* **Short problem**
Copy all the entries below exactly, but not the pictures.

* **Dataset content**
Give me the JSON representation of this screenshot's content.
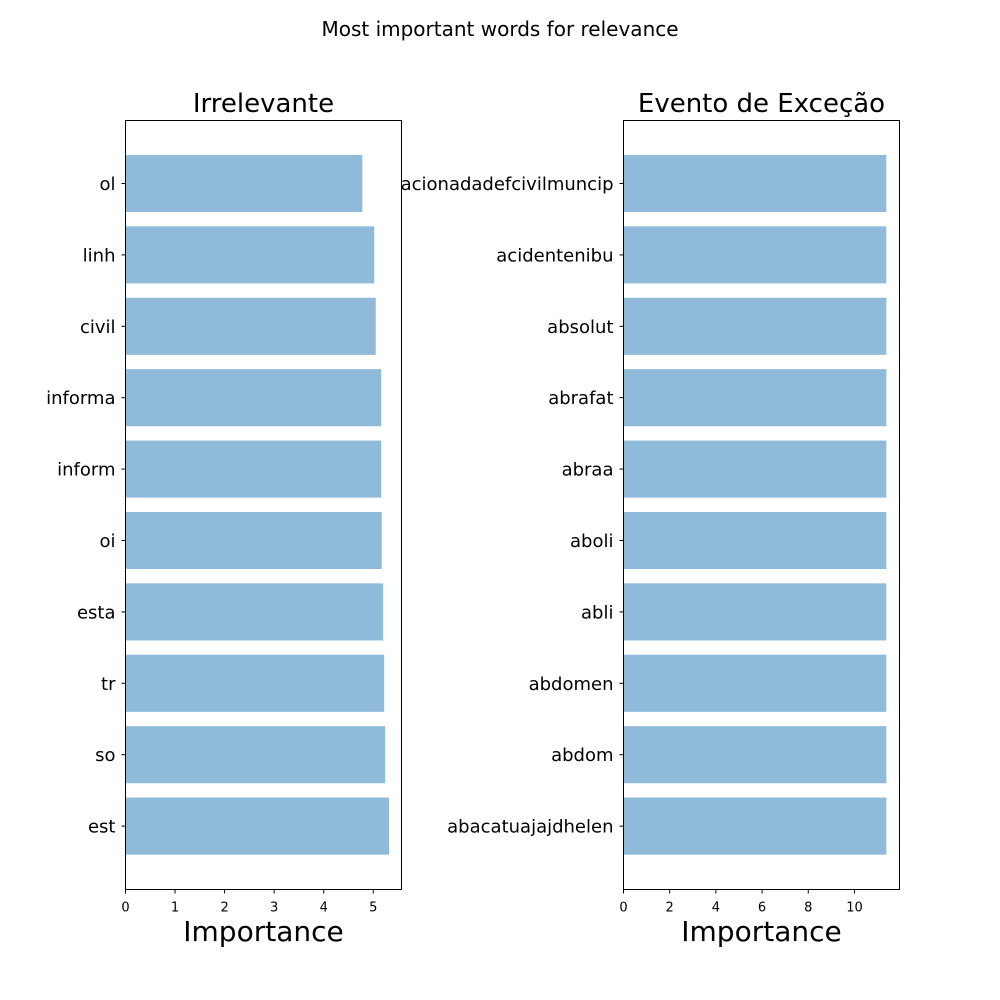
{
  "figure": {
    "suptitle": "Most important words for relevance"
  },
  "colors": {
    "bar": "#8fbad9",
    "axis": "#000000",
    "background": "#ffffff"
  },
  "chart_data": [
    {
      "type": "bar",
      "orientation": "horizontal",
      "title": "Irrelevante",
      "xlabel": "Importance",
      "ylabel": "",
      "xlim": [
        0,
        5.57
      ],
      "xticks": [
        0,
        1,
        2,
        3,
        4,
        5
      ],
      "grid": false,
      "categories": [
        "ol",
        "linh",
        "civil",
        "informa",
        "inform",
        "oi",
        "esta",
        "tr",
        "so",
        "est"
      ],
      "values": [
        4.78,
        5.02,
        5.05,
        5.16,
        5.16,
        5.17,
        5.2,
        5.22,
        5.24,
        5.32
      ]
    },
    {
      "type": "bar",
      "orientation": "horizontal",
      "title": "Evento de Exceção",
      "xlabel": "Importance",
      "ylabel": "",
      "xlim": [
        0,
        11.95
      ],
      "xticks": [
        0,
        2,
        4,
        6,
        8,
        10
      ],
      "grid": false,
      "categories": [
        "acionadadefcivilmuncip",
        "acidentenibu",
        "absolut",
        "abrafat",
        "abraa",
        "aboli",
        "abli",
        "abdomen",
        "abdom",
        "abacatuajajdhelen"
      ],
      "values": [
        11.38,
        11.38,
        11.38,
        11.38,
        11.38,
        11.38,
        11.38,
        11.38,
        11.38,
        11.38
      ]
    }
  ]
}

* **Solved problem**
Give me the JSON representation of this screenshot's content.
{
  "figure": {
    "suptitle": "Most important words for relevance"
  },
  "colors": {
    "bar": "#8fbad9",
    "axis": "#000000",
    "background": "#ffffff"
  },
  "chart_data": [
    {
      "type": "bar",
      "orientation": "horizontal",
      "title": "Irrelevante",
      "xlabel": "Importance",
      "ylabel": "",
      "xlim": [
        0,
        5.57
      ],
      "xticks": [
        0,
        1,
        2,
        3,
        4,
        5
      ],
      "grid": false,
      "categories": [
        "ol",
        "linh",
        "civil",
        "informa",
        "inform",
        "oi",
        "esta",
        "tr",
        "so",
        "est"
      ],
      "values": [
        4.78,
        5.02,
        5.05,
        5.16,
        5.16,
        5.17,
        5.2,
        5.22,
        5.24,
        5.32
      ]
    },
    {
      "type": "bar",
      "orientation": "horizontal",
      "title": "Evento de Exceção",
      "xlabel": "Importance",
      "ylabel": "",
      "xlim": [
        0,
        11.95
      ],
      "xticks": [
        0,
        2,
        4,
        6,
        8,
        10
      ],
      "grid": false,
      "categories": [
        "acionadadefcivilmuncip",
        "acidentenibu",
        "absolut",
        "abrafat",
        "abraa",
        "aboli",
        "abli",
        "abdomen",
        "abdom",
        "abacatuajajdhelen"
      ],
      "values": [
        11.38,
        11.38,
        11.38,
        11.38,
        11.38,
        11.38,
        11.38,
        11.38,
        11.38,
        11.38
      ]
    }
  ]
}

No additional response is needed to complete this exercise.